Repeat the data below line for line without any changes, leaving out the pictures.

Task inputs:
"""

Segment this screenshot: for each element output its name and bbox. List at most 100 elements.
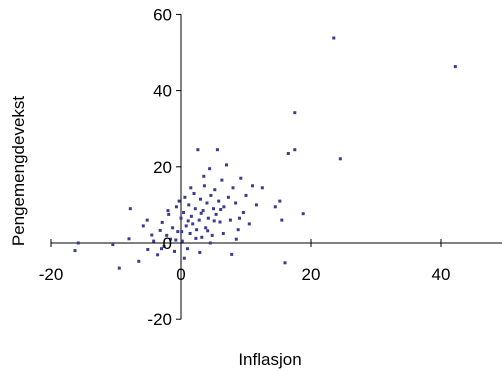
data-point [158,228,162,232]
data-point [201,209,205,213]
data-point [293,148,297,152]
data-point [215,148,219,152]
data-point [214,212,218,216]
data-point [293,111,297,115]
data-point [212,207,215,211]
data-point [128,207,132,211]
y-tick-label: -20 [147,310,172,329]
data-point [195,228,199,232]
x-tick-label: 0 [176,265,185,284]
data-point [76,241,80,245]
data-point [137,259,141,263]
data-points [73,36,457,270]
data-point [213,188,217,192]
data-point [251,184,254,188]
data-point [198,251,202,254]
data-point [206,216,210,220]
data-point [228,218,232,222]
data-point [194,236,198,240]
data-point [169,237,173,241]
data-point [332,36,336,40]
data-point [186,247,189,251]
data-point [241,211,245,214]
data-point [199,197,202,201]
data-point [234,237,238,241]
data-point [127,237,131,241]
data-point [177,199,181,203]
data-point [179,216,183,220]
x-tick-label: -20 [39,265,64,284]
data-point [205,201,209,205]
data-point [145,218,149,222]
data-point [162,244,166,248]
data-point [278,199,282,203]
data-point [202,184,206,188]
data-point [301,212,305,216]
data-point [188,232,192,235]
data-point [186,219,190,223]
data-point [200,235,204,239]
y-tick-label: 20 [153,158,172,177]
data-point [191,222,195,226]
data-point [174,205,178,209]
data-point [247,222,251,226]
data-point [208,167,212,171]
data-point [199,211,203,215]
data-point [197,218,201,222]
data-point [187,203,191,207]
data-point [218,220,222,224]
data-point [196,148,200,152]
chart-axes [50,13,502,320]
tick-labels: -20 0 20 40 -20 0 20 40 60 [39,5,451,329]
data-point [183,195,187,199]
data-point [238,216,241,220]
x-tick-label: 20 [302,265,321,284]
data-point [273,205,277,209]
data-point [117,266,121,270]
data-point [221,232,225,235]
data-point [150,233,154,237]
data-point [189,214,193,218]
data-point [220,178,224,182]
x-axis-title: Inflasjon [238,350,301,369]
data-point [231,186,235,190]
data-point [146,248,150,251]
data-point [283,261,287,265]
data-point [208,241,212,245]
y-axis-title: Pengemengdevekst [9,96,28,247]
data-point [210,233,214,237]
data-point [180,230,184,234]
y-tick-label: 60 [153,5,172,24]
data-point [173,249,176,253]
data-point [209,193,213,197]
data-point [176,230,180,234]
data-point [206,229,210,233]
data-point [254,203,258,207]
data-point [239,176,243,180]
data-point [338,157,342,161]
data-point [166,209,170,213]
y-tick-label: 0 [163,234,172,253]
data-point [182,211,186,214]
data-point [184,224,188,228]
data-point [189,186,193,190]
data-point [73,249,77,253]
data-point [180,239,184,243]
data-point [236,228,240,232]
data-point [286,152,290,155]
data-point [141,224,145,228]
data-point [202,174,206,178]
data-point [225,163,228,167]
data-point [204,226,208,230]
data-point [171,226,175,230]
data-point [167,212,171,216]
data-point [230,252,234,256]
data-point [165,233,169,237]
data-point [217,199,221,203]
data-point [160,247,163,251]
data-point [244,193,248,197]
data-point [182,256,186,260]
data-point [156,253,160,257]
data-point [192,192,196,195]
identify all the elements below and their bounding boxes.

"""

Result of this exercise:
Segment this screenshot: for each element output its name and bbox. List at most 100 elements.
data-point [158,228,162,232]
data-point [201,209,205,213]
data-point [293,148,297,152]
data-point [215,148,219,152]
data-point [214,212,218,216]
data-point [293,111,297,115]
data-point [212,207,215,211]
data-point [128,207,132,211]
y-tick-label: -20 [147,310,172,329]
data-point [195,228,199,232]
x-tick-label: 0 [176,265,185,284]
data-point [76,241,80,245]
data-point [137,259,141,263]
data-points [73,36,457,270]
data-point [213,188,217,192]
data-point [251,184,254,188]
data-point [198,251,202,254]
data-point [206,216,210,220]
data-point [228,218,232,222]
data-point [194,236,198,240]
data-point [169,237,173,241]
data-point [332,36,336,40]
data-point [186,247,189,251]
data-point [241,211,245,214]
data-point [199,197,202,201]
data-point [234,237,238,241]
data-point [127,237,131,241]
data-point [177,199,181,203]
data-point [179,216,183,220]
x-tick-label: -20 [39,265,64,284]
data-point [205,201,209,205]
data-point [145,218,149,222]
data-point [162,244,166,248]
data-point [278,199,282,203]
data-point [202,184,206,188]
data-point [301,212,305,216]
data-point [188,232,192,235]
data-point [186,219,190,223]
data-point [200,235,204,239]
y-tick-label: 20 [153,158,172,177]
data-point [191,222,195,226]
data-point [174,205,178,209]
data-point [247,222,251,226]
data-point [208,167,212,171]
data-point [199,211,203,215]
data-point [197,218,201,222]
data-point [187,203,191,207]
data-point [218,220,222,224]
data-point [196,148,200,152]
chart-axes [50,13,502,320]
tick-labels: -20 0 20 40 -20 0 20 40 60 [39,5,451,329]
data-point [183,195,187,199]
data-point [238,216,241,220]
x-tick-label: 20 [302,265,321,284]
data-point [273,205,277,209]
data-point [117,266,121,270]
data-point [221,232,225,235]
data-point [150,233,154,237]
data-point [189,214,193,218]
data-point [220,178,224,182]
x-axis-title: Inflasjon [238,350,301,369]
data-point [231,186,235,190]
data-point [146,248,150,251]
data-point [283,261,287,265]
data-point [208,241,212,245]
y-axis-title: Pengemengdevekst [9,96,28,247]
data-point [210,233,214,237]
data-point [180,230,184,234]
y-tick-label: 60 [153,5,172,24]
data-point [173,249,176,253]
data-point [209,193,213,197]
data-point [176,230,180,234]
data-point [206,229,210,233]
data-point [254,203,258,207]
data-point [239,176,243,180]
data-point [338,157,342,161]
data-point [166,209,170,213]
y-tick-label: 0 [163,234,172,253]
data-point [182,211,186,214]
data-point [184,224,188,228]
data-point [189,186,193,190]
data-point [73,249,77,253]
data-point [180,239,184,243]
data-point [236,228,240,232]
data-point [286,152,290,155]
data-point [141,224,145,228]
data-point [202,174,206,178]
data-point [225,163,228,167]
data-point [204,226,208,230]
data-point [171,226,175,230]
data-point [167,212,171,216]
data-point [230,252,234,256]
data-point [165,233,169,237]
data-point [217,199,221,203]
data-point [160,247,163,251]
data-point [244,193,248,197]
data-point [182,256,186,260]
data-point [156,253,160,257]
data-point [192,192,196,195]
identify all the elements below and their bounding boxes.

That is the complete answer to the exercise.